▶ **REQUIRED WORK**: Which lines of the records contain "School"? Collect every one of them.

▶ **RECORDS SHOWN**:
^^^^
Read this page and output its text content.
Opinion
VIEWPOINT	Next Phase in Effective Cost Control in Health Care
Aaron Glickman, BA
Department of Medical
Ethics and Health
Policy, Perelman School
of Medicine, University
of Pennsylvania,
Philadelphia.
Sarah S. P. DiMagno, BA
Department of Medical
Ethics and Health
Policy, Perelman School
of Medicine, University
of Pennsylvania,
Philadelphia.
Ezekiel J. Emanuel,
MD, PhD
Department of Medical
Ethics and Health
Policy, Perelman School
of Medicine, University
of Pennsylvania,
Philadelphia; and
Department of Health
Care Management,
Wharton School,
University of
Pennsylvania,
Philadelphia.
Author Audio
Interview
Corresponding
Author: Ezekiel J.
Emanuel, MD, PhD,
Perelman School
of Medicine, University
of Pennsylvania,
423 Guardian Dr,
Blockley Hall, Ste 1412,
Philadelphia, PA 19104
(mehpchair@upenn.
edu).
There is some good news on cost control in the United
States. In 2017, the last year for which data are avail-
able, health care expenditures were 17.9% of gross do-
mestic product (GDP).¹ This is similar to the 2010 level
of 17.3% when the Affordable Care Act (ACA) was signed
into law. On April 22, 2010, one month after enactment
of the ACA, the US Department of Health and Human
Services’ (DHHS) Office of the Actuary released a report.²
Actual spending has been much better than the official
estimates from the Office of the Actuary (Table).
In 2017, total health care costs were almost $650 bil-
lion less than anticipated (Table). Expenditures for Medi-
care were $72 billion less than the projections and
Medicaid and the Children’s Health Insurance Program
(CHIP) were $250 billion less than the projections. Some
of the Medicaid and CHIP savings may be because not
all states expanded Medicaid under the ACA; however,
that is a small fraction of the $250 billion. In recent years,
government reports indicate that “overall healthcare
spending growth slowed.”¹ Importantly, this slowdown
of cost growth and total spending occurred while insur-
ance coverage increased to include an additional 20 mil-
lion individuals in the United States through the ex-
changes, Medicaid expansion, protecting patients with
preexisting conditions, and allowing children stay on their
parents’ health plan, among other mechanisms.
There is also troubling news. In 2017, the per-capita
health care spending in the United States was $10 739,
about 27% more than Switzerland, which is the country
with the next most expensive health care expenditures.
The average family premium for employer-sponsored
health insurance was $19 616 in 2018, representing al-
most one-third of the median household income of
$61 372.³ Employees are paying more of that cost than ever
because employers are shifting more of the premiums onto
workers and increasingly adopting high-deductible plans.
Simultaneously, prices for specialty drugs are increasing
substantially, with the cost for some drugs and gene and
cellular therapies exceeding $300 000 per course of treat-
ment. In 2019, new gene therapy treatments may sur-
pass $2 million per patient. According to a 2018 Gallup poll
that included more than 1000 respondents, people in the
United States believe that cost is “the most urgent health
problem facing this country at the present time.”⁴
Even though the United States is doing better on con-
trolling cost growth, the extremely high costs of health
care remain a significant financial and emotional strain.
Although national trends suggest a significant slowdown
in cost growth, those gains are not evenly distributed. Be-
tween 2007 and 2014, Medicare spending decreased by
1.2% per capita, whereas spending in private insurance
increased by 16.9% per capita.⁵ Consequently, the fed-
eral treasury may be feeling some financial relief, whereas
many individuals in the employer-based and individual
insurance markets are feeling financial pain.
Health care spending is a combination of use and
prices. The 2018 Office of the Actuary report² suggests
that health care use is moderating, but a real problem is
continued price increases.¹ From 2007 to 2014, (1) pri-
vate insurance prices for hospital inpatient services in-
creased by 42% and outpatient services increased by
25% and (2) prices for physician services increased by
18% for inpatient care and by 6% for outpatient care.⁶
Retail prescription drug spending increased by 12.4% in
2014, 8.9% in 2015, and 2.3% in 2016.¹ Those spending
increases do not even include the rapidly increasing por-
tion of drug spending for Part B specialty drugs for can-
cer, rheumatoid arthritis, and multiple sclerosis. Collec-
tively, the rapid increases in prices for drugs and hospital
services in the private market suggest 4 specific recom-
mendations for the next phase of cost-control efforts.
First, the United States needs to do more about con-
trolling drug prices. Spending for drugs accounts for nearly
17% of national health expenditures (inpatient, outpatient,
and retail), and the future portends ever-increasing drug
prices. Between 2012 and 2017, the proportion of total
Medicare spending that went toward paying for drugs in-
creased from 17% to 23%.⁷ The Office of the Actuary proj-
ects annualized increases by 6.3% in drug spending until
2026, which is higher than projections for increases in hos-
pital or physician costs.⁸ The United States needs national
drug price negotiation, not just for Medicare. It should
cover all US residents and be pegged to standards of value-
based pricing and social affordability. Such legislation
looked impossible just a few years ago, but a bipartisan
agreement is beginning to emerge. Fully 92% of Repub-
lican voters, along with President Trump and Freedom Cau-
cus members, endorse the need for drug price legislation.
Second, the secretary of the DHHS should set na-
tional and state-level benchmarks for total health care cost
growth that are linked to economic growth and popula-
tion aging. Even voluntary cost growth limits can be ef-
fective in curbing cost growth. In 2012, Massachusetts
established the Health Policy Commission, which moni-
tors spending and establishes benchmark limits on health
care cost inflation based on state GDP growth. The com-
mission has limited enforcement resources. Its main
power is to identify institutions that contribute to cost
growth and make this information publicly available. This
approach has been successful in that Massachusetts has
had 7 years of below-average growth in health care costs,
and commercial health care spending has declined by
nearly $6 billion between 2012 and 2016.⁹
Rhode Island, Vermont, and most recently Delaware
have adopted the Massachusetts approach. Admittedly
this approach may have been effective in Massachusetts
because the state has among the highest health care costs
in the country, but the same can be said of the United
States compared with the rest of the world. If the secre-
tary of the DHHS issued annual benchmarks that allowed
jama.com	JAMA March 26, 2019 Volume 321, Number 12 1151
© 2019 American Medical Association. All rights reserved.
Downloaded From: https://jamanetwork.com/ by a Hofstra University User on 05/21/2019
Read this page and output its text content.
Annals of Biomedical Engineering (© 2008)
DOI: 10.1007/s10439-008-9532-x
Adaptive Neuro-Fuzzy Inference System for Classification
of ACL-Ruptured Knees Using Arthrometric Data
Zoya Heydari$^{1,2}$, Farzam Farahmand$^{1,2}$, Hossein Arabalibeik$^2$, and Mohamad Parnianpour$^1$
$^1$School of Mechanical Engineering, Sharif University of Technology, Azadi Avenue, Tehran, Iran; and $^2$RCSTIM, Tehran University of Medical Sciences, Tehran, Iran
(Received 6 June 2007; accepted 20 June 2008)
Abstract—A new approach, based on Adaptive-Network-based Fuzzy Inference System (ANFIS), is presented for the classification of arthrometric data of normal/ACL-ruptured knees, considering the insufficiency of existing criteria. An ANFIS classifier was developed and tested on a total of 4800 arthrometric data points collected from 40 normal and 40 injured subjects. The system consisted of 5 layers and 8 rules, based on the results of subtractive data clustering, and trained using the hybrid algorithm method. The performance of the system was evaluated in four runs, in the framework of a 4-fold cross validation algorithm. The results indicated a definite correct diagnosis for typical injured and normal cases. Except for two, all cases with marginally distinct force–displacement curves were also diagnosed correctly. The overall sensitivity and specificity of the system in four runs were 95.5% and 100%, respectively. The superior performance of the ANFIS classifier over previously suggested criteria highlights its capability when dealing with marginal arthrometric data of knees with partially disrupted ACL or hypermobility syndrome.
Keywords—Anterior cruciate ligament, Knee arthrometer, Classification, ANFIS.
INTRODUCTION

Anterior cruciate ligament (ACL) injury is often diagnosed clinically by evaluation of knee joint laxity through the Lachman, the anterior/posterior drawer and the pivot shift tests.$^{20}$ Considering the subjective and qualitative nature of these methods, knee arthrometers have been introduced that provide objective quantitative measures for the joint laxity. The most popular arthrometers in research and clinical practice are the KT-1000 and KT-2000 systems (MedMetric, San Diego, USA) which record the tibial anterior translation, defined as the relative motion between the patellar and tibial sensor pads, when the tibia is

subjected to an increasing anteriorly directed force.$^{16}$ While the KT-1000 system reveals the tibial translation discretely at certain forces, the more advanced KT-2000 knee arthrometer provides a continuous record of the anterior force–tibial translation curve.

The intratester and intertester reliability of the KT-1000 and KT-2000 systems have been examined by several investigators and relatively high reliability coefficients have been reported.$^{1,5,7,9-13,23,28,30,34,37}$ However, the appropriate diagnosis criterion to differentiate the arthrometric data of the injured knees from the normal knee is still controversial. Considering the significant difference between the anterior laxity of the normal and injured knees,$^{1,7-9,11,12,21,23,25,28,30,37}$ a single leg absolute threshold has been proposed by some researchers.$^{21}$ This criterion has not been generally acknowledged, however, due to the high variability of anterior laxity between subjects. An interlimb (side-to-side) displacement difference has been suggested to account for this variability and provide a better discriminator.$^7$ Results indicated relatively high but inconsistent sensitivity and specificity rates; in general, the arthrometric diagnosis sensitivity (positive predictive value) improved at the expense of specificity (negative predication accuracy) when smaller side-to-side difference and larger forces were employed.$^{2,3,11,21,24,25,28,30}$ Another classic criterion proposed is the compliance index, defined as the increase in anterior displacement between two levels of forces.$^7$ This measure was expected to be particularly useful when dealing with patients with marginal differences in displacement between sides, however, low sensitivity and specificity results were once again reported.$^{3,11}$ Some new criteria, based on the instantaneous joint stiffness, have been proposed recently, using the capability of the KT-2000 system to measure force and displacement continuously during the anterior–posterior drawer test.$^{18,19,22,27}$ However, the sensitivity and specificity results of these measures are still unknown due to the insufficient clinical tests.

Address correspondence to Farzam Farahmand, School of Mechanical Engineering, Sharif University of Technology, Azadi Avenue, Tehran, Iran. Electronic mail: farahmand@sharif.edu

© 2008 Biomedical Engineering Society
^^^^
▶ **TASK OUTPUT**:
Policy, Perelman School
Policy, Perelman School
Policy, Perelman School
Wharton School,
Perelman School
$^1$School of Mechanical Engineering, Sharif University of Technology, Azadi Avenue, Tehran, Iran; and $^2$RCSTIM, Tehran University of Medical Sciences, Tehran, Iran
Address correspondence to Farzam Farahmand, School of Mechanical Engineering, Sharif University of Technology, Azadi Avenue, Tehran, Iran. Electronic mail: farahmand@sharif.edu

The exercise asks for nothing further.